Exercise
Could you swap "chest-value-cell" for "chest-cell" throughout the material that begins at the line that has "Localize all elements." and stops after the line that has "length-value-cell: 20: [687, 386, 1024, 478]", and return only those lines with nothing else changed?

Information given
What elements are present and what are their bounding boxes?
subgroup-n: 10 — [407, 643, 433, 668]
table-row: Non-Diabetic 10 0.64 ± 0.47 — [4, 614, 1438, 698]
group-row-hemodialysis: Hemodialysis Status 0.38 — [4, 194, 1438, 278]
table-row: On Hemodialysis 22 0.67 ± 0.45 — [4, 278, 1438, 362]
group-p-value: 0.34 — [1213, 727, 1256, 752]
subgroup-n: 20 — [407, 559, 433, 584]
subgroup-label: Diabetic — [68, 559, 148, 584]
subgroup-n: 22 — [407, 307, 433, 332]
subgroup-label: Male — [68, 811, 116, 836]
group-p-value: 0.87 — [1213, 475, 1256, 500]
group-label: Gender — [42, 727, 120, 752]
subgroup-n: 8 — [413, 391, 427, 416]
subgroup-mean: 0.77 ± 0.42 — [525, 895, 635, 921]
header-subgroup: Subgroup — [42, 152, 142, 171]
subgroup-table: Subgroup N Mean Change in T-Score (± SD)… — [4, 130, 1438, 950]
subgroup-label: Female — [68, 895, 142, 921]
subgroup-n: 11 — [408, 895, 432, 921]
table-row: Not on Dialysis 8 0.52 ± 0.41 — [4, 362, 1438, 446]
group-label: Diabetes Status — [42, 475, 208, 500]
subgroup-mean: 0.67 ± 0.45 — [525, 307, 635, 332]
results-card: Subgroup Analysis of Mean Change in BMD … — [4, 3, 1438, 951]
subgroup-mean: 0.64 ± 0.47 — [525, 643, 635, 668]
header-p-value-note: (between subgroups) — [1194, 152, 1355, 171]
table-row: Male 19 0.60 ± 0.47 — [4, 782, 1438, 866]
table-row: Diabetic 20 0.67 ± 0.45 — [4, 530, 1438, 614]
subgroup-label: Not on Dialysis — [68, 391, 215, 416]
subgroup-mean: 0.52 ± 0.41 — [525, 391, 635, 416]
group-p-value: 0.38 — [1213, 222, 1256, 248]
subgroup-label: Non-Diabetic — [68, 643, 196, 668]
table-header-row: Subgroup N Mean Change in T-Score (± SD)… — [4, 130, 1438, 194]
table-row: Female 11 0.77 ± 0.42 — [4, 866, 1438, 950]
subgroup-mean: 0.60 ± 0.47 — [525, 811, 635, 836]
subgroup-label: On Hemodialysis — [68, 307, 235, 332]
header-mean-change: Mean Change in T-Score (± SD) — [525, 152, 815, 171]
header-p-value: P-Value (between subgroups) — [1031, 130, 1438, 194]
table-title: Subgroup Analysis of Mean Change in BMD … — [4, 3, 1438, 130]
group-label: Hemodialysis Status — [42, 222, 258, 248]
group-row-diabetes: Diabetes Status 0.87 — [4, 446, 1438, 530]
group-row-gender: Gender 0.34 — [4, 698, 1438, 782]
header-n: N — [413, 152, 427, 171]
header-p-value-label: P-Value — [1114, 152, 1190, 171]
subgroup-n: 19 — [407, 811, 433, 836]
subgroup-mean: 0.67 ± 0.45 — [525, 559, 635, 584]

---

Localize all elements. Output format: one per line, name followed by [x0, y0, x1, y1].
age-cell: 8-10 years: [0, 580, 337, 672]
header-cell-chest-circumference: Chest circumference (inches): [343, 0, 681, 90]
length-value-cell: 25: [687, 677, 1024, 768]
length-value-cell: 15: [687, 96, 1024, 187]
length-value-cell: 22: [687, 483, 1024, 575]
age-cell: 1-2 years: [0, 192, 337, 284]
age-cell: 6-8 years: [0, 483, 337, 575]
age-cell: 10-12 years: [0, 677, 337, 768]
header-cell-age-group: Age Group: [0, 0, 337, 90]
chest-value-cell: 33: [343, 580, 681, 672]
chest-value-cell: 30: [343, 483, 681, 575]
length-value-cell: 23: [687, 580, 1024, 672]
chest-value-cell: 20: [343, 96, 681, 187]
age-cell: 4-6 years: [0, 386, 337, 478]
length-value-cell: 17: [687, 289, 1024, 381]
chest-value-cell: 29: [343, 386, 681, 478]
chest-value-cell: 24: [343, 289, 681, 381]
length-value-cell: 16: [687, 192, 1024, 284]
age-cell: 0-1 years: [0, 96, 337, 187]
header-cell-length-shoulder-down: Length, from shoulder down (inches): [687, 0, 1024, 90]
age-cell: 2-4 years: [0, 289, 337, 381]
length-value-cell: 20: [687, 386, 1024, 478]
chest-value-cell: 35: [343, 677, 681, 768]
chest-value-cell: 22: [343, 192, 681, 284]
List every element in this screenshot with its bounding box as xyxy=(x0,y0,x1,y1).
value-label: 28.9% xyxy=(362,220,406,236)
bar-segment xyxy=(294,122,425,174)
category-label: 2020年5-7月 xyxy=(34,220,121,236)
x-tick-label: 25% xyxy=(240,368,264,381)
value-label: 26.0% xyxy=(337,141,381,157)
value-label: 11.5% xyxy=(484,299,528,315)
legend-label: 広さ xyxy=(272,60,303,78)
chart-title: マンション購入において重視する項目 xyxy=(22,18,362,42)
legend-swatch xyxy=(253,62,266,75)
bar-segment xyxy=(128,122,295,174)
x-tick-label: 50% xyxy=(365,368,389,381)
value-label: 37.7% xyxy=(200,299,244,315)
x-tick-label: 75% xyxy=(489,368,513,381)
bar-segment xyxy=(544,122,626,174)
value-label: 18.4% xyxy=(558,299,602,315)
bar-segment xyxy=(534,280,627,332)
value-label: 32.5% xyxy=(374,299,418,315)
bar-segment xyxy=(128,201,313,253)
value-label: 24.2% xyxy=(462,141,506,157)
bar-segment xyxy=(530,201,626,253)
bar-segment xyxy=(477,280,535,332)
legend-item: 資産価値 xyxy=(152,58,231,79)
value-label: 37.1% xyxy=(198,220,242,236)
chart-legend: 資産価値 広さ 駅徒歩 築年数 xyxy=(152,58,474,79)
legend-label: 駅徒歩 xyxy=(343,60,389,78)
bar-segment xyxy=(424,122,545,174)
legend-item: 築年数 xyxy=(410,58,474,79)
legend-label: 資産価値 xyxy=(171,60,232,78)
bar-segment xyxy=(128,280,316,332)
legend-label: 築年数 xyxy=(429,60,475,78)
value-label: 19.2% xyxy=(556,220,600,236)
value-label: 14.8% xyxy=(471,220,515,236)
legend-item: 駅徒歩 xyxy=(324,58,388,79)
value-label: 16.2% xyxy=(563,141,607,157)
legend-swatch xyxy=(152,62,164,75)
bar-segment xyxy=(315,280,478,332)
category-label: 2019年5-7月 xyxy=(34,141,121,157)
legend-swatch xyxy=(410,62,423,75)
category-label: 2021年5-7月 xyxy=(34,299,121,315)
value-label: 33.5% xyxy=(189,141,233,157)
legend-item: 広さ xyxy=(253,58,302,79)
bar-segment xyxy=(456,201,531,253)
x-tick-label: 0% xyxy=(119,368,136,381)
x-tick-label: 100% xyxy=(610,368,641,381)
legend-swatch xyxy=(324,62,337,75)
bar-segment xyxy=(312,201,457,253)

Exercise response
Localize all elements. Output format: one per line, name followed by [x0, y0, x1, y1].
age-cell: 8-10 years: [0, 580, 337, 672]
header-cell-chest-circumference: Chest circumference (inches): [343, 0, 681, 90]
length-value-cell: 25: [687, 677, 1024, 768]
length-value-cell: 15: [687, 96, 1024, 187]
length-value-cell: 22: [687, 483, 1024, 575]
age-cell: 1-2 years: [0, 192, 337, 284]
age-cell: 6-8 years: [0, 483, 337, 575]
age-cell: 10-12 years: [0, 677, 337, 768]
header-cell-age-group: Age Group: [0, 0, 337, 90]
chest-cell: 33: [343, 580, 681, 672]
chest-cell: 30: [343, 483, 681, 575]
length-value-cell: 23: [687, 580, 1024, 672]
chest-cell: 20: [343, 96, 681, 187]
age-cell: 4-6 years: [0, 386, 337, 478]
length-value-cell: 17: [687, 289, 1024, 381]
chest-cell: 29: [343, 386, 681, 478]
chest-cell: 24: [343, 289, 681, 381]
length-value-cell: 16: [687, 192, 1024, 284]
age-cell: 0-1 years: [0, 96, 337, 187]
header-cell-length-shoulder-down: Length, from shoulder down (inches): [687, 0, 1024, 90]
age-cell: 2-4 years: [0, 289, 337, 381]
length-value-cell: 20: [687, 386, 1024, 478]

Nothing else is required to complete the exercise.